◆ Short problem: Select the lines that hold the word "seinem" and copy each one.

** START **

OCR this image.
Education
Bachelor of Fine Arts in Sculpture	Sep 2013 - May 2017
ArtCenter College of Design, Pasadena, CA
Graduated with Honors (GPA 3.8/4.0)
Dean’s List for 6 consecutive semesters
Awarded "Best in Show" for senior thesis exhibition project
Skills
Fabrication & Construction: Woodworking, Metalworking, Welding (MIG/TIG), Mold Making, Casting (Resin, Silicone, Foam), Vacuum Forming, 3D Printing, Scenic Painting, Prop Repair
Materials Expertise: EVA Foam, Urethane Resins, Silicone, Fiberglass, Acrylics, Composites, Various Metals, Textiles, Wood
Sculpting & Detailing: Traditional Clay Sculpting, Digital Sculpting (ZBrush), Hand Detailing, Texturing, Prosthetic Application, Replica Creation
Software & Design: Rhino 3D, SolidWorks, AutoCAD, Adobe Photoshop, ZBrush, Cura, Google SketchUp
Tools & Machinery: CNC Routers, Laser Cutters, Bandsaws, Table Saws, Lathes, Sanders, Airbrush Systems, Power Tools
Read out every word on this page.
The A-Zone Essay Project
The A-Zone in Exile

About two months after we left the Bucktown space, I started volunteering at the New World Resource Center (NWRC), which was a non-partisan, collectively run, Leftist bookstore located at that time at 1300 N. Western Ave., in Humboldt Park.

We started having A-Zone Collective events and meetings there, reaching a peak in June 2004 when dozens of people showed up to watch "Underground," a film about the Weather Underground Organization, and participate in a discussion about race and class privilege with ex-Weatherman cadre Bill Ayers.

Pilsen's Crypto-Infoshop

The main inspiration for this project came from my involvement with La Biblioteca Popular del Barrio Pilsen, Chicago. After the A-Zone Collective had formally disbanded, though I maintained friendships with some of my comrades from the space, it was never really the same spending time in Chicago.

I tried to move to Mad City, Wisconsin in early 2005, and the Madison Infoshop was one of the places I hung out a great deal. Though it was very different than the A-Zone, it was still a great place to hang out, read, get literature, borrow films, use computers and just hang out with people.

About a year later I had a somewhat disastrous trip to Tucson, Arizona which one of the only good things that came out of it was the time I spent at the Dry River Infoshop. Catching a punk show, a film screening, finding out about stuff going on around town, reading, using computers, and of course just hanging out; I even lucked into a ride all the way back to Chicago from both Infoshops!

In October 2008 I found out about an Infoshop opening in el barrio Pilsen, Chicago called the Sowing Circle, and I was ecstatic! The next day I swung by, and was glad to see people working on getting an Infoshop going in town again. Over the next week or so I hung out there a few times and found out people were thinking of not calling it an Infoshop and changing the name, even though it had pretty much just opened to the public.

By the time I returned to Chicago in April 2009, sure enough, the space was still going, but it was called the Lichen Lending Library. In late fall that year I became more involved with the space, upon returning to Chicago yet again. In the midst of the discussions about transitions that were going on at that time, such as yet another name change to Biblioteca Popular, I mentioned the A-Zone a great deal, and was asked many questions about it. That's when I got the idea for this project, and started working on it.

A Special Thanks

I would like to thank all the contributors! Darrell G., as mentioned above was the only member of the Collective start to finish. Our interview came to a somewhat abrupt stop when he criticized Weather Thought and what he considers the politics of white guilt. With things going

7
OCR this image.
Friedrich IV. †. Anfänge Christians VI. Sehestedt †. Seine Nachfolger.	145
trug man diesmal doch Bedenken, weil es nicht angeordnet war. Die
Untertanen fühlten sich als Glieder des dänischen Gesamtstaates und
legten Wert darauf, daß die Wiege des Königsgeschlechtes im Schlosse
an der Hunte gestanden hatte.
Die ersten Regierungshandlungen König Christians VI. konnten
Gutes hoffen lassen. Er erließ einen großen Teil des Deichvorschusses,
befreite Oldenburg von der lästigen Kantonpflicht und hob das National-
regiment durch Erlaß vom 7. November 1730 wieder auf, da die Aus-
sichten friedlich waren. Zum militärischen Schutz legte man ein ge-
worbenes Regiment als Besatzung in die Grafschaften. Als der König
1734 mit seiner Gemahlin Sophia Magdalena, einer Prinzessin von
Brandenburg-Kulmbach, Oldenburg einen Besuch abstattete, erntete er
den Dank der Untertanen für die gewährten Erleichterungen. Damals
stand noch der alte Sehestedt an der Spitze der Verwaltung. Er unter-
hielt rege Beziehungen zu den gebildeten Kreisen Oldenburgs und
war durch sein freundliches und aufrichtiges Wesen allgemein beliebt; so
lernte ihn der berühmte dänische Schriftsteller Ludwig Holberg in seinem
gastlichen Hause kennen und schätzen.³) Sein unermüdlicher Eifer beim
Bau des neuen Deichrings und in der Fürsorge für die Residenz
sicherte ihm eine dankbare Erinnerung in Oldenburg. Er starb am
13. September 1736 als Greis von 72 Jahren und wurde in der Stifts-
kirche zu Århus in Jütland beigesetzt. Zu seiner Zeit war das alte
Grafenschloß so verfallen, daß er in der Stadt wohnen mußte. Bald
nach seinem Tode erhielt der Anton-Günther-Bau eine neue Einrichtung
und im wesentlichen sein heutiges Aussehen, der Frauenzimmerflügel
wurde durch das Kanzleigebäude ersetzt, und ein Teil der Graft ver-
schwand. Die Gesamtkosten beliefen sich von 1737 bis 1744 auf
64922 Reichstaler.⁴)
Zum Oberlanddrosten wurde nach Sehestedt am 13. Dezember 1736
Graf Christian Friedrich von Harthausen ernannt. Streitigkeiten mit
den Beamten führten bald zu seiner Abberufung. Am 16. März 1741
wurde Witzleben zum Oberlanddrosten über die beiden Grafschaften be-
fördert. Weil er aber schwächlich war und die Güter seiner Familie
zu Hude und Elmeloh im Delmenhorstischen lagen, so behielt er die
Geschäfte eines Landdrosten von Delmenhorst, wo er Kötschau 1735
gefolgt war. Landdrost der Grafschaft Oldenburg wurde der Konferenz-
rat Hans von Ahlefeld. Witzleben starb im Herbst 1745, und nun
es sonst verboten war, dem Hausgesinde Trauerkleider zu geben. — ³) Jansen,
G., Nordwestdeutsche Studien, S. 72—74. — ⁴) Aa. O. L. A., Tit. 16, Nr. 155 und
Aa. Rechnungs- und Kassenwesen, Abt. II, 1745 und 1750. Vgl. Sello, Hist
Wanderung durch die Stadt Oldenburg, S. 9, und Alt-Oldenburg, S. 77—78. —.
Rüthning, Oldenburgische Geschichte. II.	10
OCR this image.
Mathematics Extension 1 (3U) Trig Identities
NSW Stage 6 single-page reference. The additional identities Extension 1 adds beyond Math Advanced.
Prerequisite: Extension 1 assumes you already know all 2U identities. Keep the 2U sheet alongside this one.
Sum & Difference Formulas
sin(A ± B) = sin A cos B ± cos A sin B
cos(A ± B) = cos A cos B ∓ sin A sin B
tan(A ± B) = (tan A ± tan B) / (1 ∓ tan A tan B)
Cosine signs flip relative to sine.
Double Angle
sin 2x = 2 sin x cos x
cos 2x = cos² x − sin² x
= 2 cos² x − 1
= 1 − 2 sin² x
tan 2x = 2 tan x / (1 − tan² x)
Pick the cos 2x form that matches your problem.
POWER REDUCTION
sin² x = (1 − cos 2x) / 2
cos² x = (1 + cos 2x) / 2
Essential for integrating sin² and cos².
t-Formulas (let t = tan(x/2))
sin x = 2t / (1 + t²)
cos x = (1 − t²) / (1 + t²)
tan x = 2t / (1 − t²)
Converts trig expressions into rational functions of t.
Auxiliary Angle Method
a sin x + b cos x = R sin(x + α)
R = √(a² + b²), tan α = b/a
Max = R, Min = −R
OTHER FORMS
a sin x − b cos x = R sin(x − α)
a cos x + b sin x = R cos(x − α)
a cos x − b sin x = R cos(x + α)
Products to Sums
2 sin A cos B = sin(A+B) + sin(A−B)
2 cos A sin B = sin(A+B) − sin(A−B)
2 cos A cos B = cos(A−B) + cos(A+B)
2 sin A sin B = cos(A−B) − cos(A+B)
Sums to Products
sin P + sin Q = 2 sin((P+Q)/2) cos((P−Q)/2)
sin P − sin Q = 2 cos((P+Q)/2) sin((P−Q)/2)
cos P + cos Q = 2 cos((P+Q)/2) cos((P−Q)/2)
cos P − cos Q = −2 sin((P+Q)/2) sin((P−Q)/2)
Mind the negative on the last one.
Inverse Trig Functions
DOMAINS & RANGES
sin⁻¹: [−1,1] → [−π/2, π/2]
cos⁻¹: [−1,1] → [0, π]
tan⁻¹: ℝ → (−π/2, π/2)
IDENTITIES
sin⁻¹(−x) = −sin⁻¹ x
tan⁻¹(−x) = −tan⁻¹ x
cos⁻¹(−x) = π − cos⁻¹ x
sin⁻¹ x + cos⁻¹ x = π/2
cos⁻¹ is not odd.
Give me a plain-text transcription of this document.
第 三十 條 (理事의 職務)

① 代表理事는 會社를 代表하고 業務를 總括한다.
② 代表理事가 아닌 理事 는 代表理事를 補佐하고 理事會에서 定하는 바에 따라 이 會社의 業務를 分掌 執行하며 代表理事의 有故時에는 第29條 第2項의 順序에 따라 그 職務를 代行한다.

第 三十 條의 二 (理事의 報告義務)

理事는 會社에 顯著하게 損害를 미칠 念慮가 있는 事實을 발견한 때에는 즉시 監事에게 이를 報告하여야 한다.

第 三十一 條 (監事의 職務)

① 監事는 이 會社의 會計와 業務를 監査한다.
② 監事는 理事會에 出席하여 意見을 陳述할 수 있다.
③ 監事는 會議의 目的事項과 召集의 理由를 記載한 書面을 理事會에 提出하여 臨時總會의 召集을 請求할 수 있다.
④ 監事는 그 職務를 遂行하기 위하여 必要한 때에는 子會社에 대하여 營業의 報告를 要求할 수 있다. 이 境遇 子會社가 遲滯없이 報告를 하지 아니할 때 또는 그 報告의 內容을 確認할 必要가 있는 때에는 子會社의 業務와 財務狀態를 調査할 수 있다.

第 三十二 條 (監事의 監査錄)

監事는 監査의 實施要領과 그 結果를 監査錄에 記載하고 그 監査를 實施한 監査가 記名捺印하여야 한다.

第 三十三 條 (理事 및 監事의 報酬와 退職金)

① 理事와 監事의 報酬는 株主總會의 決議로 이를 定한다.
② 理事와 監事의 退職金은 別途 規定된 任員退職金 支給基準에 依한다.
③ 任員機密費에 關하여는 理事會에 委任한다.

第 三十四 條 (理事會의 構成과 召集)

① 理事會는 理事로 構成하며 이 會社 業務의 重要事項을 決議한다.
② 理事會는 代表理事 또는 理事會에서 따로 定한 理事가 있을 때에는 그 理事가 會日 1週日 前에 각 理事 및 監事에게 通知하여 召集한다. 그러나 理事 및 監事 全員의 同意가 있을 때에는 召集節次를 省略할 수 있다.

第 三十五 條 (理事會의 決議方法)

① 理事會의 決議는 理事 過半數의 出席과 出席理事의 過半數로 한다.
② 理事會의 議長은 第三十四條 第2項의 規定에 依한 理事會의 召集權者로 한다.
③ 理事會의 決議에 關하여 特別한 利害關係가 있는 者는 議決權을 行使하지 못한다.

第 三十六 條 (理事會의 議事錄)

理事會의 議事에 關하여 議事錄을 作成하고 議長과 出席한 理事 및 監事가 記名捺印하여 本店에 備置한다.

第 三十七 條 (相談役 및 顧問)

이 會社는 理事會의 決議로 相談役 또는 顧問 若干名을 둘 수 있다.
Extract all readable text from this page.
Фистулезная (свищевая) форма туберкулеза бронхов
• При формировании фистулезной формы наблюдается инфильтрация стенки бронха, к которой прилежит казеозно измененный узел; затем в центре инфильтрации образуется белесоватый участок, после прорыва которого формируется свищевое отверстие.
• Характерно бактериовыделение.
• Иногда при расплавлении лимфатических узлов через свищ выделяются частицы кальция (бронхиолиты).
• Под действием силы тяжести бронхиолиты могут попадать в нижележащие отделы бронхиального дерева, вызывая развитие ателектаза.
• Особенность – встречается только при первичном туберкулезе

** END **

◆ Written solution:
lernte ihn der berühmte dänische Schriftsteller Ludwig Holberg in seinem
nach seinem Tode erhielt der Anton-Günther-Bau eine neue Einrichtung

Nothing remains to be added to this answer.